Task prompt | Would you extract the whole listing below and retype it exactly?
________________________
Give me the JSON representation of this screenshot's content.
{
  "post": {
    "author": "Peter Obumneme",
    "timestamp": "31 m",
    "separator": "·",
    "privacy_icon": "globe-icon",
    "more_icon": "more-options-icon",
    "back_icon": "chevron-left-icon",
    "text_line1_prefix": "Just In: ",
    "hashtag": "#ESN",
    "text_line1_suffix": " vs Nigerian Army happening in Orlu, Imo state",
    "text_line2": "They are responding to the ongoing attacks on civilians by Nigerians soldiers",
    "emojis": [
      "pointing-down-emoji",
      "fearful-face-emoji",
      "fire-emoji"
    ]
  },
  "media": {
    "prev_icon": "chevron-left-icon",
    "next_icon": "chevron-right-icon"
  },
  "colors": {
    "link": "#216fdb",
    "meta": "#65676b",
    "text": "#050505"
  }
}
________________________
Task response |
Give me the JSON representation of this screenshot's content.
{
  "post": {
    "author": "Peter Obumneme",
    "timestamp": "31 m",
    "separator": "·",
    "privacy_icon": "globe-icon",
    "more_icon": "more-options-icon",
    "back_icon": "chevron-left-icon",
    "text_line1_prefix": "Just In: ",
    "hashtag": "#ESN",
    "text_line1_suffix": " vs Nigerian Army happening in Orlu, Imo state",
    "text_line2": "They are responding to the ongoing attacks on civilians by Nigerians soldiers",
    "emojis": [
      "pointing-down-emoji",
      "fearful-face-emoji",
      "fire-emoji"
    ]
  },
  "media": {
    "prev_icon": "chevron-left-icon",
    "next_icon": "chevron-right-icon"
  },
  "colors": {
    "link": "#216fdb",
    "meta": "#65676b",
    "text": "#050505"
  }
}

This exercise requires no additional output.